======== MATERIALS PROVIDED

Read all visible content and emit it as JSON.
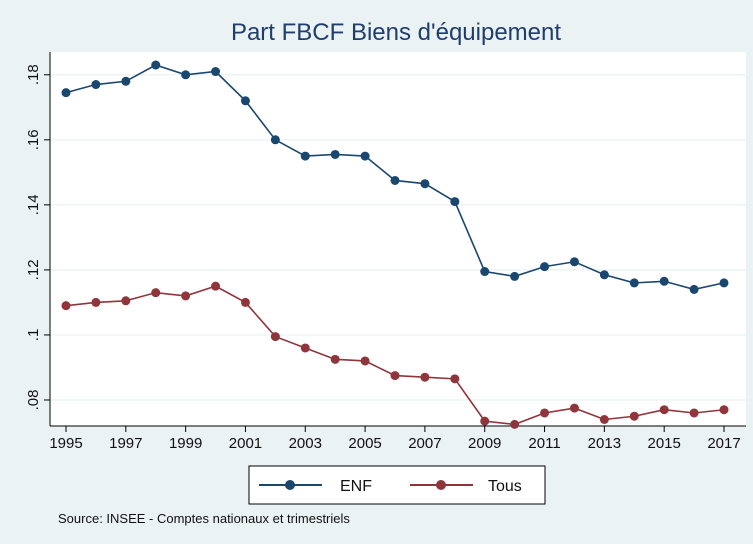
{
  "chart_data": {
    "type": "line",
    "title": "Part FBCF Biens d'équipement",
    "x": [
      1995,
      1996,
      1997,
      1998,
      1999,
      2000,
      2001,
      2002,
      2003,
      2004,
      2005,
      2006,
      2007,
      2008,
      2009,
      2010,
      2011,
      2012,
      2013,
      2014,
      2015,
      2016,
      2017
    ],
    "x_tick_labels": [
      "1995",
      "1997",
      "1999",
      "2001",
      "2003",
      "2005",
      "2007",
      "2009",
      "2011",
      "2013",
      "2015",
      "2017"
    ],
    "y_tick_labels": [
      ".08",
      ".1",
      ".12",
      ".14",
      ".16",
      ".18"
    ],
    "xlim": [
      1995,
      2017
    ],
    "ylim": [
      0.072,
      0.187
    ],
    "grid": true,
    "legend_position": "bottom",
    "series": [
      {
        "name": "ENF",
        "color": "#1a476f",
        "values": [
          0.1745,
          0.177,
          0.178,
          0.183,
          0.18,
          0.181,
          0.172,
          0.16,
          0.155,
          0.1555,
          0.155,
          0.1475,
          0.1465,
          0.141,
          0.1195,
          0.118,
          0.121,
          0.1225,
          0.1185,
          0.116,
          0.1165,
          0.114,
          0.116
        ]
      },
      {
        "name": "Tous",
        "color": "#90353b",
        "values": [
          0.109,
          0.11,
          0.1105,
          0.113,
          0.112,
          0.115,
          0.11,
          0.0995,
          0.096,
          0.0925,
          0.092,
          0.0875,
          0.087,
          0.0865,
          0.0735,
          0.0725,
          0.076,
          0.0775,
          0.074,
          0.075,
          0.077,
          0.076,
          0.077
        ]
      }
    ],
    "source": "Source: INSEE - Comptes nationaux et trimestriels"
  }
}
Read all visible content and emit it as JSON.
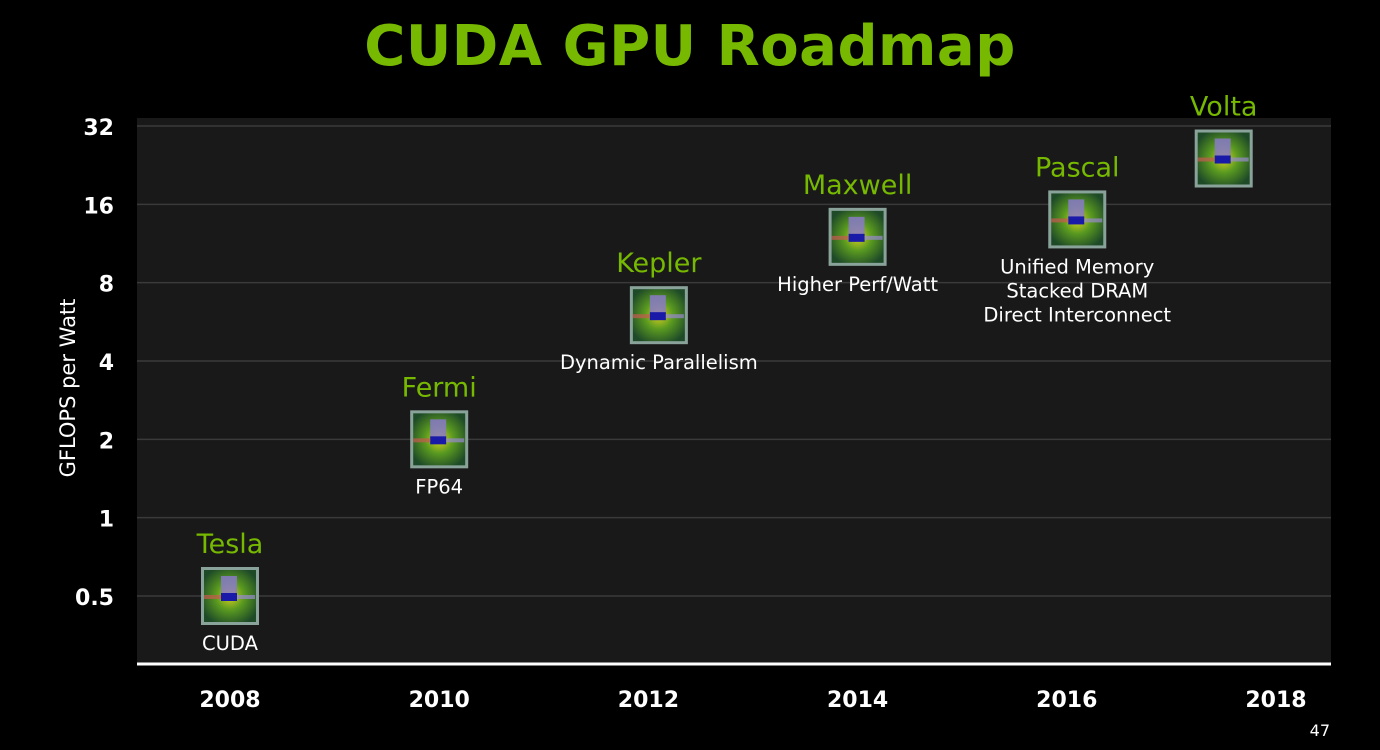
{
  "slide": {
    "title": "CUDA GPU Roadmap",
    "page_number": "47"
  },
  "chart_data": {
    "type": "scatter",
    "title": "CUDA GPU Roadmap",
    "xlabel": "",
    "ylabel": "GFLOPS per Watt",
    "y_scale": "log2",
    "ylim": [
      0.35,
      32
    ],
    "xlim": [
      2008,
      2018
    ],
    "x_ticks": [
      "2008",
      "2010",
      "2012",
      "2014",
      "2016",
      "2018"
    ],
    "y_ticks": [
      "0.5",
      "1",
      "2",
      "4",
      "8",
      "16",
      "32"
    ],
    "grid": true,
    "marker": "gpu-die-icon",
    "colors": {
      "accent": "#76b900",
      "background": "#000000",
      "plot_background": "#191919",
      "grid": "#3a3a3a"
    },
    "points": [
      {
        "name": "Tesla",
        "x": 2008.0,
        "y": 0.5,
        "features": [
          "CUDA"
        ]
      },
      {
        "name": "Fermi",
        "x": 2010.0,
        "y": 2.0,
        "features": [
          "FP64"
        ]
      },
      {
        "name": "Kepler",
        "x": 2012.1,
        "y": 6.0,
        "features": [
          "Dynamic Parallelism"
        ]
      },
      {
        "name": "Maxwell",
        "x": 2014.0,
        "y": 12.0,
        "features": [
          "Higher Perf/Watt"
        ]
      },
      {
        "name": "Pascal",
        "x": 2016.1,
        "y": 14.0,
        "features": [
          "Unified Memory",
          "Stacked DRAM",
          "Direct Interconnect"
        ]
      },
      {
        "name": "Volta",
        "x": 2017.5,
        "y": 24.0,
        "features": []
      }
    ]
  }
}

================
======== MATERIALS PROVIDED

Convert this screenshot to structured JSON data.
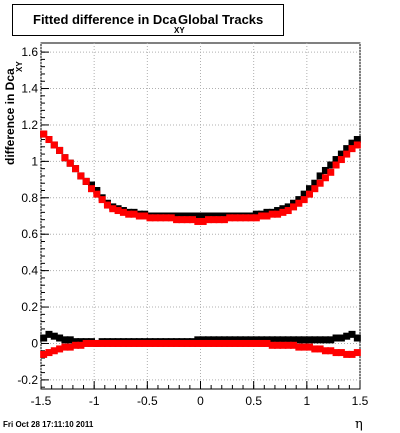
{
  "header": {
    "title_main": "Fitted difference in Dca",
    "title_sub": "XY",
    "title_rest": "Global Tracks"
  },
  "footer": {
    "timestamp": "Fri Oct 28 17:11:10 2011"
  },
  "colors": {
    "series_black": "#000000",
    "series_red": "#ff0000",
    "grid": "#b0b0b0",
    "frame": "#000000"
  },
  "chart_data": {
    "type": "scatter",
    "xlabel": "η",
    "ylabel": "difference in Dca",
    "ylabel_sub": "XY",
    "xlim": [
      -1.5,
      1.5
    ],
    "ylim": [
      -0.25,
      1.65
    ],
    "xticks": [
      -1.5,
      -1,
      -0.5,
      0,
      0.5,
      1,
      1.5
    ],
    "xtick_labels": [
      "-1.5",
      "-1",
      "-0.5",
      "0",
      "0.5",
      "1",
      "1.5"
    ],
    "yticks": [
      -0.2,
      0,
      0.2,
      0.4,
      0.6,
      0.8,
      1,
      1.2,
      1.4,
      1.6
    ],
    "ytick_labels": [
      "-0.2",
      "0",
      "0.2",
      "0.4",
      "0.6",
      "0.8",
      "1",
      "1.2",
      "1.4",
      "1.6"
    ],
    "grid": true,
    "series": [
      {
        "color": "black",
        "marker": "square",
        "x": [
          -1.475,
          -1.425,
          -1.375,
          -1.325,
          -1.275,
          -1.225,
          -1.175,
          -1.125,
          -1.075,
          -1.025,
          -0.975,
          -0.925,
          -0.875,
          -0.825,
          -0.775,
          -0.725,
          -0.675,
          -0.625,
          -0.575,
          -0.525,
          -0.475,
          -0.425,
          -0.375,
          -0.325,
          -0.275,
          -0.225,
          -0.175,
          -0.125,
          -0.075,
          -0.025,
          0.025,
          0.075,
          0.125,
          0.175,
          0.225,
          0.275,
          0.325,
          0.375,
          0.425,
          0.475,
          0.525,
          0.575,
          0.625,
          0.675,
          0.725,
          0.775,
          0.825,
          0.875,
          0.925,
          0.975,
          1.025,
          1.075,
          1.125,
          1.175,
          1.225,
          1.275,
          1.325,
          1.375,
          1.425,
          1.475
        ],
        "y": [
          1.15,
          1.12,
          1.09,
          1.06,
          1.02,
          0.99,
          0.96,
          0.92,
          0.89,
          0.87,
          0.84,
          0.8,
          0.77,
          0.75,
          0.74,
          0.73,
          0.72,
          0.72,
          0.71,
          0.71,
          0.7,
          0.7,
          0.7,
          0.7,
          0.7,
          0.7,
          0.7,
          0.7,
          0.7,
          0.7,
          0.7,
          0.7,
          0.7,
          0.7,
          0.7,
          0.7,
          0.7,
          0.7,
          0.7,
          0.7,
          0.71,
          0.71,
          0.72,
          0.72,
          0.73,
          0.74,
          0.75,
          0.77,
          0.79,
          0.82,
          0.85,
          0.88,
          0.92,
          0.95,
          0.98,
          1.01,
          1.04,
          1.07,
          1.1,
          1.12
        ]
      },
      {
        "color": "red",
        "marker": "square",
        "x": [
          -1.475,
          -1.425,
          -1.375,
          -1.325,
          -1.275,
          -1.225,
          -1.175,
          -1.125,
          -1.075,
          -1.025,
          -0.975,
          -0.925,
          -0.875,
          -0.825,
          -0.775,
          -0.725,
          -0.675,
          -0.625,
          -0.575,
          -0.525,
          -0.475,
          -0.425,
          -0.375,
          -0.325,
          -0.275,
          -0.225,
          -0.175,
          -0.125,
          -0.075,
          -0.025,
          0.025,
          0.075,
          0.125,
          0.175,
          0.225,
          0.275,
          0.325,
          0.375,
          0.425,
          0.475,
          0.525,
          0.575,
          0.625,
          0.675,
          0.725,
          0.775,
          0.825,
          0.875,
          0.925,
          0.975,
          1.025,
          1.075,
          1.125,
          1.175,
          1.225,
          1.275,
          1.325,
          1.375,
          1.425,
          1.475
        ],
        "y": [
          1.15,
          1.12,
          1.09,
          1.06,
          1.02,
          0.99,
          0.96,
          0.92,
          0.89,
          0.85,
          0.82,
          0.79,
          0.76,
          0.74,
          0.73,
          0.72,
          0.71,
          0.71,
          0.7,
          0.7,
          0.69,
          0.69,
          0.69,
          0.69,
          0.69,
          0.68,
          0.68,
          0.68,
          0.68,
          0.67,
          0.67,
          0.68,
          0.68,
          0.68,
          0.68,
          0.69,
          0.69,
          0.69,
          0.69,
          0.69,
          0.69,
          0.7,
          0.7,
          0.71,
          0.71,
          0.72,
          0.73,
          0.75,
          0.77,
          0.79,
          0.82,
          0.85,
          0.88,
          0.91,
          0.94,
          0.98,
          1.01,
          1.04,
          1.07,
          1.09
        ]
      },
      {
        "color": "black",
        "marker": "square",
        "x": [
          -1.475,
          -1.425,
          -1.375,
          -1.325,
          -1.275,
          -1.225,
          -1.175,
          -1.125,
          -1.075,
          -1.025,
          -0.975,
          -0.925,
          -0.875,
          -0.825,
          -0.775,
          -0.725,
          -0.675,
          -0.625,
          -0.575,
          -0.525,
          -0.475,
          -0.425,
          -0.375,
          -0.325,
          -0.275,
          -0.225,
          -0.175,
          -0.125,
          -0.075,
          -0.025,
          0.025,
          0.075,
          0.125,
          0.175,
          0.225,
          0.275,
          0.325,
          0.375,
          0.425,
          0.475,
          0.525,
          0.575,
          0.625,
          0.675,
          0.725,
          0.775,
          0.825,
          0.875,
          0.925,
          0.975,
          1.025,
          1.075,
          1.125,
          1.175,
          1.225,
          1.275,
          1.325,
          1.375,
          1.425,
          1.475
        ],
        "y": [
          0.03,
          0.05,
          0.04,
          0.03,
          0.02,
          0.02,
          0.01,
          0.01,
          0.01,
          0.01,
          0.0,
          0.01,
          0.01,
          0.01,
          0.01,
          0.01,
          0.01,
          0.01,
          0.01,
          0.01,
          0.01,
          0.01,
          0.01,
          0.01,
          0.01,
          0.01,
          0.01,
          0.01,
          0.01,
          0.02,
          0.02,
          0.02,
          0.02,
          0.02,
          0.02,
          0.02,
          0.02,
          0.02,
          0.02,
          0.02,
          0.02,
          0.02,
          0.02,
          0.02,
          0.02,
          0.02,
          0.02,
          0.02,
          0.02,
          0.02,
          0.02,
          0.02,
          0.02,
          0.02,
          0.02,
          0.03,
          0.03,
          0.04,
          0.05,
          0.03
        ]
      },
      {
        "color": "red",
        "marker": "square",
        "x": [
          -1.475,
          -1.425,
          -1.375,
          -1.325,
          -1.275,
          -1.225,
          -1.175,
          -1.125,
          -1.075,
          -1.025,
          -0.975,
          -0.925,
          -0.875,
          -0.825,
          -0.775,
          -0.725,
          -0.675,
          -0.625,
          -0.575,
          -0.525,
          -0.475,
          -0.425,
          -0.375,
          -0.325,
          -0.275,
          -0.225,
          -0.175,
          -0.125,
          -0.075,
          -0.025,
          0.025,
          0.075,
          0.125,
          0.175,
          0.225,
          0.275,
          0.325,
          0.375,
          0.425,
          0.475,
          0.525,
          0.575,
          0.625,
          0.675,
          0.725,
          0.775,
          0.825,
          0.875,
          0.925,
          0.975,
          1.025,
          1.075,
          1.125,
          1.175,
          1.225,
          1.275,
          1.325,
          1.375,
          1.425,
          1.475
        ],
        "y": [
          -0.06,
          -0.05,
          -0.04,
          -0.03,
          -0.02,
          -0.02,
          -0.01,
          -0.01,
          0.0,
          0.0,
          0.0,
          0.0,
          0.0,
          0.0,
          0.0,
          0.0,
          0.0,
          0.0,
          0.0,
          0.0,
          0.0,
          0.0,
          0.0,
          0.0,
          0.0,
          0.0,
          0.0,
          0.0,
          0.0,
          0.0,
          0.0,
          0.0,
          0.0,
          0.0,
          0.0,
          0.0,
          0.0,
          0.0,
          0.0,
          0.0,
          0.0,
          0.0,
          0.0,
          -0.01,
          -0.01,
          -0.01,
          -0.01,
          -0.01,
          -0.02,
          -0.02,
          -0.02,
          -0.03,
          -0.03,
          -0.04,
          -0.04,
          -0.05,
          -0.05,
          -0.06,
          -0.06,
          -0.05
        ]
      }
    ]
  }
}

================
======== MATERIALS PROVIDED

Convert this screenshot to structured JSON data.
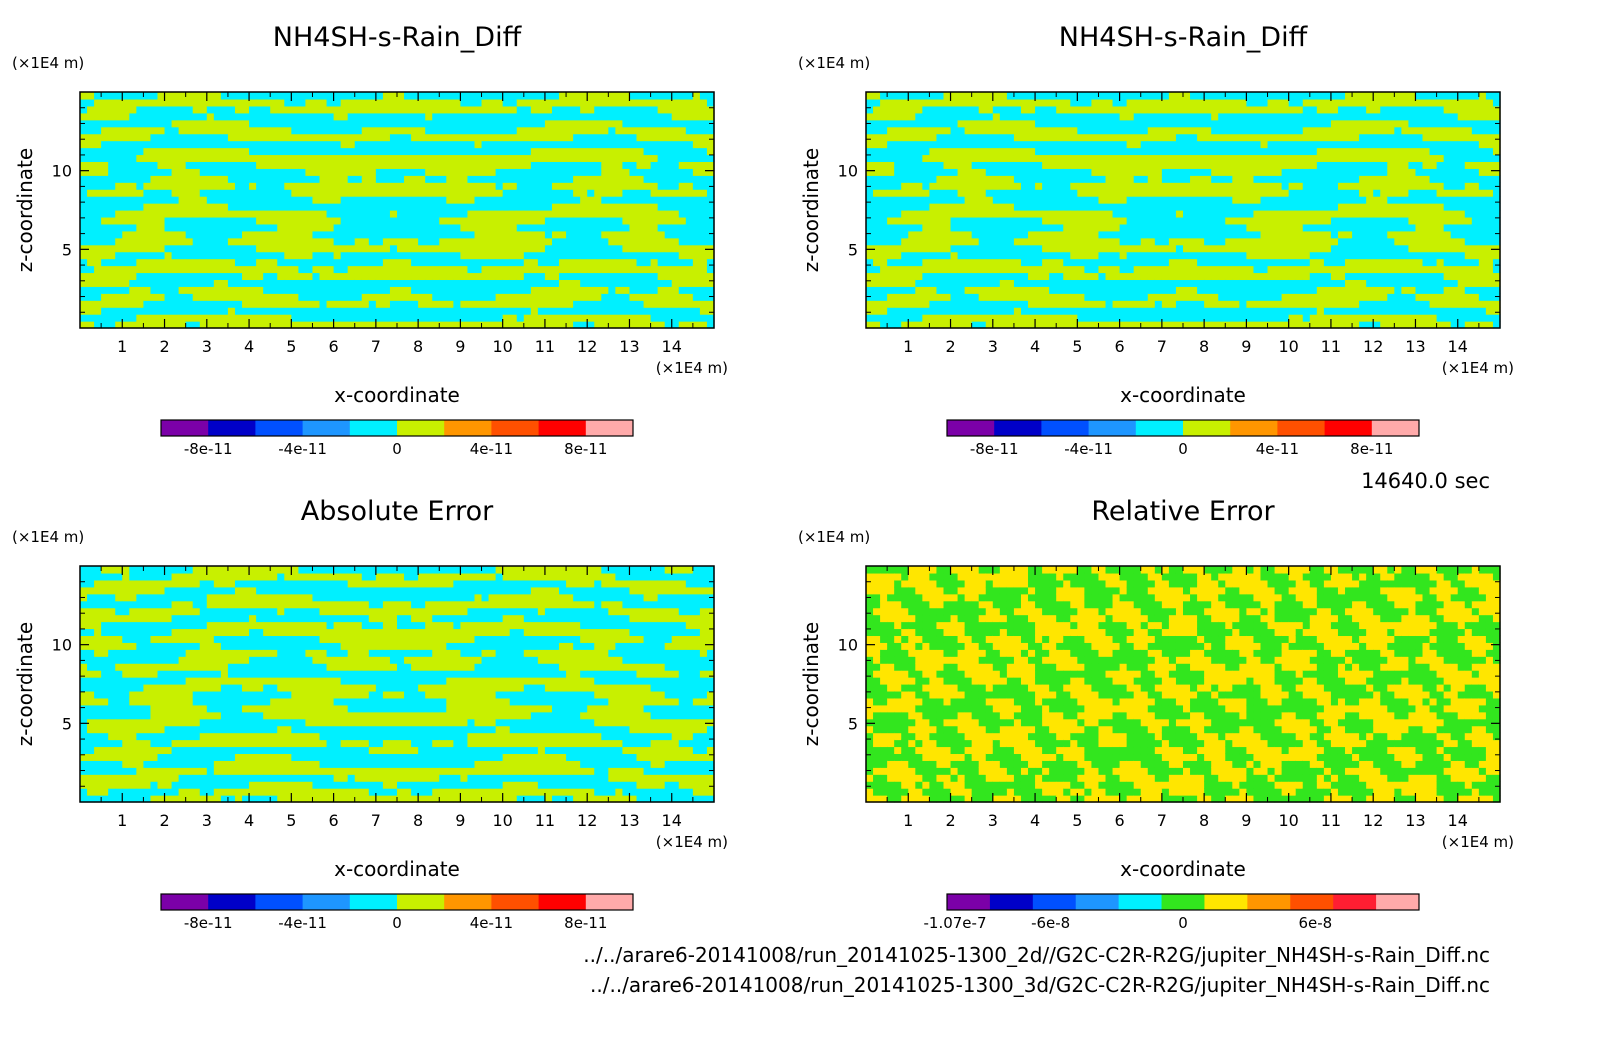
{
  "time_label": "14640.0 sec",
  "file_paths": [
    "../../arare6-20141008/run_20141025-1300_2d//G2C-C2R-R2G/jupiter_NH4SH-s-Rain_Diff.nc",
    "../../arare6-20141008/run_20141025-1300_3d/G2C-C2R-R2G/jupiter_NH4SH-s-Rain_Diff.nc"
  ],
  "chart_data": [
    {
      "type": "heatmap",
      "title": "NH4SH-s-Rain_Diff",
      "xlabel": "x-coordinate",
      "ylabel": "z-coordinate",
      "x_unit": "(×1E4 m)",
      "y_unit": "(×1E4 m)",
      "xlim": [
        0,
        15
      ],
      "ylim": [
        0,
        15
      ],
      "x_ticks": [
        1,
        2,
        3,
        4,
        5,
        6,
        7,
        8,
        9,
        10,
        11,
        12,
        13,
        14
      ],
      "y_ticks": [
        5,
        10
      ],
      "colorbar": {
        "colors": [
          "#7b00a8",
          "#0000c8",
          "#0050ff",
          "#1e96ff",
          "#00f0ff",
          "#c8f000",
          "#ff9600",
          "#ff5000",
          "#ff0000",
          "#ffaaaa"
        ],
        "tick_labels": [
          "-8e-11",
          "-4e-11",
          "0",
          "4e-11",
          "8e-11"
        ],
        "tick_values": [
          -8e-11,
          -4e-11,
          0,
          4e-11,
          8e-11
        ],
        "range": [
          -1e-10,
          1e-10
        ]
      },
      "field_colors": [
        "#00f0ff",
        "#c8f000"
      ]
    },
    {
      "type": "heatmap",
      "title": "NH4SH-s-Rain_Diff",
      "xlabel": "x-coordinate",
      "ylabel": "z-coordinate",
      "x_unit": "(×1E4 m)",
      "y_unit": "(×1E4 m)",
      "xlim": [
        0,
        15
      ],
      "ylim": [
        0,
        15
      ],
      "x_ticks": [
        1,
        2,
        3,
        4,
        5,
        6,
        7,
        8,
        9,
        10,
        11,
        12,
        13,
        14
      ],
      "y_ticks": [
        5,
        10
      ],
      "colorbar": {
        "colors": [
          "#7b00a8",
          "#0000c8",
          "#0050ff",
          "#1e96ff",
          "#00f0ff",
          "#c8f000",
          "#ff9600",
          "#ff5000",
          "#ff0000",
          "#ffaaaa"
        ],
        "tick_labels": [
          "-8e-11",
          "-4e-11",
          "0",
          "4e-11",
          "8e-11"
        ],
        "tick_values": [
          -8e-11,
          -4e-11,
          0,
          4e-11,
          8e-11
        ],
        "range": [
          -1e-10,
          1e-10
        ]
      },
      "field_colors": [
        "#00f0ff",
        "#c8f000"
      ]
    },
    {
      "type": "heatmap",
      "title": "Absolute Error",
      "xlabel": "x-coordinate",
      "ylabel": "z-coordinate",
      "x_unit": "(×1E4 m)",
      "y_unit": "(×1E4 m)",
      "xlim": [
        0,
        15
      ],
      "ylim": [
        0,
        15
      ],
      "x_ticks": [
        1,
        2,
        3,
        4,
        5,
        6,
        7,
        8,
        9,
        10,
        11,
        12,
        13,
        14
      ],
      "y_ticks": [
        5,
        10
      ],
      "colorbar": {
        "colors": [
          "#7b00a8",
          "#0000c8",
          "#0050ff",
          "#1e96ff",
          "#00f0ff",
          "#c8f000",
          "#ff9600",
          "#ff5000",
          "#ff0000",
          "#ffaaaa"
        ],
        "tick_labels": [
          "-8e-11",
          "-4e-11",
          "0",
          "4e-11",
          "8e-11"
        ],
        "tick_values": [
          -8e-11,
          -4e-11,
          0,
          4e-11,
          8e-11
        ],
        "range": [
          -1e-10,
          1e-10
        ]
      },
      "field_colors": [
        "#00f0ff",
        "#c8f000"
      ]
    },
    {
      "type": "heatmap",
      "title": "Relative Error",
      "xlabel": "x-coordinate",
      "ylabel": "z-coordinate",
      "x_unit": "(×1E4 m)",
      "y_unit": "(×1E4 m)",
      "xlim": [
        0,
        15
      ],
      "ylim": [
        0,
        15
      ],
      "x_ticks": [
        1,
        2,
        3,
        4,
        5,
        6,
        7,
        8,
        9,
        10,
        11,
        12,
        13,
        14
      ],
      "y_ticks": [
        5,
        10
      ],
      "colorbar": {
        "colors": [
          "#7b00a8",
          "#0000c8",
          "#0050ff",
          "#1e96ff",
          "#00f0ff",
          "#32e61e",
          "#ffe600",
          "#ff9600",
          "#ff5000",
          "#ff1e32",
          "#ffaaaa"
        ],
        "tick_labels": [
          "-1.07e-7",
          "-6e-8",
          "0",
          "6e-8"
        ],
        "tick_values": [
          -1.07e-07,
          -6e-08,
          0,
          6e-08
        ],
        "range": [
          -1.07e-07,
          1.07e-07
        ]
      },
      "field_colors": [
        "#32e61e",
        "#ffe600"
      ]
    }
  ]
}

================

__EXERCISE BRIEF__: In the listing above, locate each line with "Error" and copy it.

__CORRECT OUTPUT__:
      "title": "Absolute Error",
      "title": "Relative Error",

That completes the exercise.